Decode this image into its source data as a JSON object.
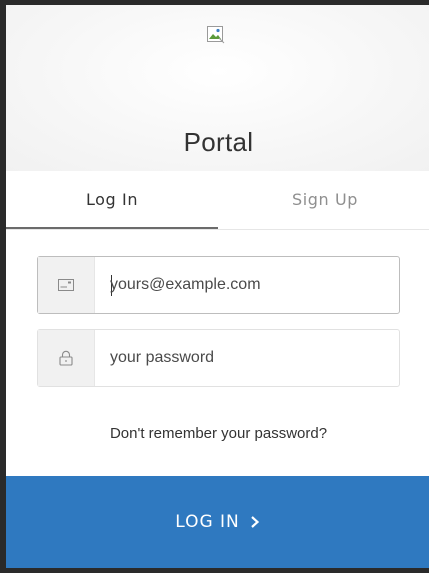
{
  "header": {
    "logo_icon": "broken-image-icon",
    "title": "Portal"
  },
  "tabs": [
    {
      "label": "Log In",
      "active": true
    },
    {
      "label": "Sign Up",
      "active": false
    }
  ],
  "form": {
    "email": {
      "icon": "envelope-icon",
      "value": "",
      "placeholder": "yours@example.com"
    },
    "password": {
      "icon": "lock-icon",
      "value": "",
      "placeholder": "your password"
    },
    "forgot_label": "Don't remember your password?"
  },
  "submit": {
    "label": "LOG IN",
    "icon": "chevron-right-icon",
    "color": "#2f79c0"
  }
}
= = = = = = =
### CHALLENGE:
Omit the pictures, and quote the material above exactly as given.

### OUTPUT OF THE TASK:
Decode this image into its source data as a JSON object.
{
  "header": {
    "logo_icon": "broken-image-icon",
    "title": "Portal"
  },
  "tabs": [
    {
      "label": "Log In",
      "active": true
    },
    {
      "label": "Sign Up",
      "active": false
    }
  ],
  "form": {
    "email": {
      "icon": "envelope-icon",
      "value": "",
      "placeholder": "yours@example.com"
    },
    "password": {
      "icon": "lock-icon",
      "value": "",
      "placeholder": "your password"
    },
    "forgot_label": "Don't remember your password?"
  },
  "submit": {
    "label": "LOG IN",
    "icon": "chevron-right-icon",
    "color": "#2f79c0"
  }
}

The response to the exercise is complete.